Data records
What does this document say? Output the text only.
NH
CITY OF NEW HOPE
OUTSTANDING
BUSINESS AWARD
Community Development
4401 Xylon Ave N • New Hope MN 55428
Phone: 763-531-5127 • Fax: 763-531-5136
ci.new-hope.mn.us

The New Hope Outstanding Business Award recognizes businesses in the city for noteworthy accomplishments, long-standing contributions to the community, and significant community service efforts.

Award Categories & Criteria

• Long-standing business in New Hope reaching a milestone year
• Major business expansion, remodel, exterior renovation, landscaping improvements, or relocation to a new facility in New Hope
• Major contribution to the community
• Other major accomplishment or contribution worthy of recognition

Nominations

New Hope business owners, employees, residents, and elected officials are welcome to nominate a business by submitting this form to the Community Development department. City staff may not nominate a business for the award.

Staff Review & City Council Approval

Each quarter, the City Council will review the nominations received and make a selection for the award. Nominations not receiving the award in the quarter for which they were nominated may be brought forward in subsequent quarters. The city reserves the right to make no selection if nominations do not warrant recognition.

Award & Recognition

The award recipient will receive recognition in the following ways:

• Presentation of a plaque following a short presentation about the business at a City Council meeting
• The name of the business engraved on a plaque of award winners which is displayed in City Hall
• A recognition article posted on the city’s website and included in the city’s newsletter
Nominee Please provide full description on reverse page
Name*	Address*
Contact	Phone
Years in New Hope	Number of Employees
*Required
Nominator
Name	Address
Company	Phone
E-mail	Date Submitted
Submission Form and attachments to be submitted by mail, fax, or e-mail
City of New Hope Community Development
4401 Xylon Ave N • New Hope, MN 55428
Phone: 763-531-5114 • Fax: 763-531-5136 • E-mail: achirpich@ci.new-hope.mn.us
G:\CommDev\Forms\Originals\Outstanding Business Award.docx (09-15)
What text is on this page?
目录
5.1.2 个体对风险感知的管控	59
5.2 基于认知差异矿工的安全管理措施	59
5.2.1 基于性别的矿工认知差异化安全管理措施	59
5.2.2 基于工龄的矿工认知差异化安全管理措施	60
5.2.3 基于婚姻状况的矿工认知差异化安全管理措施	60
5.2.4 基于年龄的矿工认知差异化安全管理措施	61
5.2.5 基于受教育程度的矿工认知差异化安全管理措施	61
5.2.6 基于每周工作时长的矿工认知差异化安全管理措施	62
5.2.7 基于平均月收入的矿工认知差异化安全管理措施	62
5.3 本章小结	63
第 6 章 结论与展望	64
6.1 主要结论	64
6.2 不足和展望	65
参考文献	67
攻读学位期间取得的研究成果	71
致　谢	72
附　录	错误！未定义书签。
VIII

REQUIRED WORK:
Exactly reproduce all of the entries above.

REPLY TO THE TASK:
What does this document say? Output the text only.
NH
CITY OF NEW HOPE
OUTSTANDING
BUSINESS AWARD
Community Development
4401 Xylon Ave N • New Hope MN 55428
Phone: 763-531-5127 • Fax: 763-531-5136
ci.new-hope.mn.us

The New Hope Outstanding Business Award recognizes businesses in the city for noteworthy accomplishments, long-standing contributions to the community, and significant community service efforts.

Award Categories & Criteria

• Long-standing business in New Hope reaching a milestone year
• Major business expansion, remodel, exterior renovation, landscaping improvements, or relocation to a new facility in New Hope
• Major contribution to the community
• Other major accomplishment or contribution worthy of recognition

Nominations

New Hope business owners, employees, residents, and elected officials are welcome to nominate a business by submitting this form to the Community Development department. City staff may not nominate a business for the award.

Staff Review & City Council Approval

Each quarter, the City Council will review the nominations received and make a selection for the award. Nominations not receiving the award in the quarter for which they were nominated may be brought forward in subsequent quarters. The city reserves the right to make no selection if nominations do not warrant recognition.

Award & Recognition

The award recipient will receive recognition in the following ways:

• Presentation of a plaque following a short presentation about the business at a City Council meeting
• The name of the business engraved on a plaque of award winners which is displayed in City Hall
• A recognition article posted on the city’s website and included in the city’s newsletter
Nominee Please provide full description on reverse page
Name*	Address*
Contact	Phone
Years in New Hope	Number of Employees
*Required
Nominator
Name	Address
Company	Phone
E-mail	Date Submitted
Submission Form and attachments to be submitted by mail, fax, or e-mail
City of New Hope Community Development
4401 Xylon Ave N • New Hope, MN 55428
Phone: 763-531-5114 • Fax: 763-531-5136 • E-mail: achirpich@ci.new-hope.mn.us
G:\CommDev\Forms\Originals\Outstanding Business Award.docx (09-15)
What text is on this page?
目录
5.1.2 个体对风险感知的管控	59
5.2 基于认知差异矿工的安全管理措施	59
5.2.1 基于性别的矿工认知差异化安全管理措施	59
5.2.2 基于工龄的矿工认知差异化安全管理措施	60
5.2.3 基于婚姻状况的矿工认知差异化安全管理措施	60
5.2.4 基于年龄的矿工认知差异化安全管理措施	61
5.2.5 基于受教育程度的矿工认知差异化安全管理措施	61
5.2.6 基于每周工作时长的矿工认知差异化安全管理措施	62
5.2.7 基于平均月收入的矿工认知差异化安全管理措施	62
5.3 本章小结	63
第 6 章 结论与展望	64
6.1 主要结论	64
6.2 不足和展望	65
参考文献	67
攻读学位期间取得的研究成果	71
致　谢	72
附　录	错误！未定义书签。
VIII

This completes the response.